__Given request__: Pull out every line from the listing that has the word "селата".

__Dataset records__:
>> Begin

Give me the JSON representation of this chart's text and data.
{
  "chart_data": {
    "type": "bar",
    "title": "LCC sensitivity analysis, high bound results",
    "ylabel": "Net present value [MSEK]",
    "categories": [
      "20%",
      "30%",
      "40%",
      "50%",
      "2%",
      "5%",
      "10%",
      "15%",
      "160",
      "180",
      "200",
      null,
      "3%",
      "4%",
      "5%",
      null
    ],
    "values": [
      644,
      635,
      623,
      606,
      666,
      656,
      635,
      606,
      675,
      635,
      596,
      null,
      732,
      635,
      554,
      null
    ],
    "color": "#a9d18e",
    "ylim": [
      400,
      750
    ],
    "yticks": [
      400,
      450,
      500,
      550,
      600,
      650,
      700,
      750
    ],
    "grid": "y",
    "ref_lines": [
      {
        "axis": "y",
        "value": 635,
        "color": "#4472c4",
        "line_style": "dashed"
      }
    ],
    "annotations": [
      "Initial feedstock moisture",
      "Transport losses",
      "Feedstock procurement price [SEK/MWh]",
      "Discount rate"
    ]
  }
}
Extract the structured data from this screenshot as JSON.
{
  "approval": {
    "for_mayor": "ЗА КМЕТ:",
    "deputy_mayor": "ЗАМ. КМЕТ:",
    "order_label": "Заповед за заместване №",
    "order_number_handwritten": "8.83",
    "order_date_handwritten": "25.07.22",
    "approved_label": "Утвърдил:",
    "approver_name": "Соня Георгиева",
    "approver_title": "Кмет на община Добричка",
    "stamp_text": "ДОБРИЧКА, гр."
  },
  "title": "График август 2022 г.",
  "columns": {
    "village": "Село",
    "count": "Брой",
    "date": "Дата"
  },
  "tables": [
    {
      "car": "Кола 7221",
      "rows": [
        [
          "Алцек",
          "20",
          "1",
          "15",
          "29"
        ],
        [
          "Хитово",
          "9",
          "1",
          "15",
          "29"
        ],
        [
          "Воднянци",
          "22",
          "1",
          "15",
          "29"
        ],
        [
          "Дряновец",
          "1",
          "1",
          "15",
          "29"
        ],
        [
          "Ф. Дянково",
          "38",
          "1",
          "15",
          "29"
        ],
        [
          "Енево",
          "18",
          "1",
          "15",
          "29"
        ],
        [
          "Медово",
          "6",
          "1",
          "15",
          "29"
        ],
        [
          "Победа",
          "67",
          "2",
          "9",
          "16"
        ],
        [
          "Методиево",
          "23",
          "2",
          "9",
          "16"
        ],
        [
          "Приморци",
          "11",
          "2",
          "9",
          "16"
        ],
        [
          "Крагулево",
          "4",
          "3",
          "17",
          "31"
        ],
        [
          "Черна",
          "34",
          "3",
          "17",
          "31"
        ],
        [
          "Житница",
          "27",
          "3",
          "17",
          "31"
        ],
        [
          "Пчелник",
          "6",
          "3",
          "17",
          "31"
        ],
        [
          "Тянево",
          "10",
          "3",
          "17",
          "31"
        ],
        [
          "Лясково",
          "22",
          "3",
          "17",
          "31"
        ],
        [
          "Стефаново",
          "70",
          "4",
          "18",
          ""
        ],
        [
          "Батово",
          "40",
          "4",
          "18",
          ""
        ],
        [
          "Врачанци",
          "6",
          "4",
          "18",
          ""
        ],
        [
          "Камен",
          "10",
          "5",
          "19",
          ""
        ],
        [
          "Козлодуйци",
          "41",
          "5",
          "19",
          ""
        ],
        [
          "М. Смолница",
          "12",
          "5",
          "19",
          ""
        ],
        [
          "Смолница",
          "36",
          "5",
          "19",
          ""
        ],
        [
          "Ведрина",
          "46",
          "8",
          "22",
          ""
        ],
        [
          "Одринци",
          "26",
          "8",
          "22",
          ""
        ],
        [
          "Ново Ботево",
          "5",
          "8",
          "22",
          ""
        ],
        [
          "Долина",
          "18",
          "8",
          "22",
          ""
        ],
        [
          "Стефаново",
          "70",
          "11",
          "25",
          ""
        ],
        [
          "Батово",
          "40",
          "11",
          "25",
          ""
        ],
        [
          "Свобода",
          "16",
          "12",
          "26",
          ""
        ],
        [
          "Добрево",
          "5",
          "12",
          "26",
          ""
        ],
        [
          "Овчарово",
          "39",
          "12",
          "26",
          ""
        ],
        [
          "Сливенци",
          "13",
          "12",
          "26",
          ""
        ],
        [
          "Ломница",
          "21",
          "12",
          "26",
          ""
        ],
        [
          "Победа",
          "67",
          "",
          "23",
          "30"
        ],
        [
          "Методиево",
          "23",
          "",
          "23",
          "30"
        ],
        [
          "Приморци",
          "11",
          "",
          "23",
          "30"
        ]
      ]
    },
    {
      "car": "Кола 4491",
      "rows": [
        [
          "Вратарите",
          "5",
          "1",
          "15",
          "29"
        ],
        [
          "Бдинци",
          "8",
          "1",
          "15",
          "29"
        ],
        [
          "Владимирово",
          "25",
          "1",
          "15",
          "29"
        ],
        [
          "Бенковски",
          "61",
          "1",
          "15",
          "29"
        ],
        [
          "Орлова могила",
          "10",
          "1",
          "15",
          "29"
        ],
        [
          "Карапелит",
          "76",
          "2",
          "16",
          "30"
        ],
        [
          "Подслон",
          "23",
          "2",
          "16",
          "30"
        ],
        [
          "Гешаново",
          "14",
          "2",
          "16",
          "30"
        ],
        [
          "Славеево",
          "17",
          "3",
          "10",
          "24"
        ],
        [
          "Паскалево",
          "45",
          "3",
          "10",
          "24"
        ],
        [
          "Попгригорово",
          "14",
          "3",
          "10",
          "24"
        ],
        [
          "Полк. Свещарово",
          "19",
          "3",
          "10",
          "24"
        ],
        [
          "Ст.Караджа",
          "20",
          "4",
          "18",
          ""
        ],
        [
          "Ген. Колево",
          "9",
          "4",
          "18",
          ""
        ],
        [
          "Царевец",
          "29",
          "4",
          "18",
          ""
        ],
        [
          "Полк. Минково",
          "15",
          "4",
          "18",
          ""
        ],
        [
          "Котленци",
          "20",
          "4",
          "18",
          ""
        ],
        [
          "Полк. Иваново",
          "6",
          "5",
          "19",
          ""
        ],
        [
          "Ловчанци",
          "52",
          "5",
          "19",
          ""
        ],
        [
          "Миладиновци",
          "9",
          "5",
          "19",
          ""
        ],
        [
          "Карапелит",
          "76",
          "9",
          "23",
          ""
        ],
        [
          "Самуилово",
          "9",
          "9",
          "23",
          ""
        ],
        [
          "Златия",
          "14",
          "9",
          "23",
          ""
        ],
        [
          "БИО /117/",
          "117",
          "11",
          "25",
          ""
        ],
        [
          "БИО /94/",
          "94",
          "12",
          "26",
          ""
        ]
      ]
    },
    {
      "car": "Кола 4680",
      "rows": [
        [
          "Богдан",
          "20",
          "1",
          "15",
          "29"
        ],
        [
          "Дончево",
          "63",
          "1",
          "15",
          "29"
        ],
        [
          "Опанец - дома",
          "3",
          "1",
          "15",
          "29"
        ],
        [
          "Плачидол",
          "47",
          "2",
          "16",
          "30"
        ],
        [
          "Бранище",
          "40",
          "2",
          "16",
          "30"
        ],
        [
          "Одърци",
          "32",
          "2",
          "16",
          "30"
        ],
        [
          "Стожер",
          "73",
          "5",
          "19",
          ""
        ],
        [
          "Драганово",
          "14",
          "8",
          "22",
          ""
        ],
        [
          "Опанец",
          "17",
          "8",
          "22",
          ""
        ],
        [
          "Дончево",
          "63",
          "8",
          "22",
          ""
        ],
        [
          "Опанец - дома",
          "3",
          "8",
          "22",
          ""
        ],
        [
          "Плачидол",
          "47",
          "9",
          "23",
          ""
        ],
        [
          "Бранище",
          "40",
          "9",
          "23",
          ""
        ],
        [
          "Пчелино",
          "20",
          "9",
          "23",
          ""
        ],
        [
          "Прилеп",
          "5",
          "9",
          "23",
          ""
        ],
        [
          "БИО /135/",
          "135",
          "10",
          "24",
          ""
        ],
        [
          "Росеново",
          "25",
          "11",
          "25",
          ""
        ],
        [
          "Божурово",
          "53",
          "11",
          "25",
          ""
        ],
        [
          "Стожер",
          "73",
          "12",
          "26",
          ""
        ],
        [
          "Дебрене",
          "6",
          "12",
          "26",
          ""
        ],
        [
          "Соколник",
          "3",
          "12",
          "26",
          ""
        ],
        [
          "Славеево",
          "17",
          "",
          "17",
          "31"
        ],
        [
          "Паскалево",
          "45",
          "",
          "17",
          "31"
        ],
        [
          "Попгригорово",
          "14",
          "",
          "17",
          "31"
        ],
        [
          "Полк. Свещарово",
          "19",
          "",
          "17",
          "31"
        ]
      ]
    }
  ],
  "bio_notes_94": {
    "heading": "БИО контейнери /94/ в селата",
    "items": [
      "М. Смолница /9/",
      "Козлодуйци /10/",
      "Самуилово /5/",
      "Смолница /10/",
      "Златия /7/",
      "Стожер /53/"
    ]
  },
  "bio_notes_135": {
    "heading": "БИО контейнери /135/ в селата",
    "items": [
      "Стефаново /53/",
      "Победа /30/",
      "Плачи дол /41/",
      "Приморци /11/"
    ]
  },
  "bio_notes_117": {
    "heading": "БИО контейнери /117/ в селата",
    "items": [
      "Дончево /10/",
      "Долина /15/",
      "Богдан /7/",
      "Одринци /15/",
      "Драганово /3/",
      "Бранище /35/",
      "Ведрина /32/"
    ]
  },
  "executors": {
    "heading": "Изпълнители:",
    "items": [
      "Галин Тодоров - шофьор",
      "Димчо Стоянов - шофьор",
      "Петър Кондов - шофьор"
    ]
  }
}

>> End

__Completed task__:
    "heading": "БИО контейнери /94/ в селата",
    "heading": "БИО контейнери /135/ в селата",
    "heading": "БИО контейнери /117/ в селата",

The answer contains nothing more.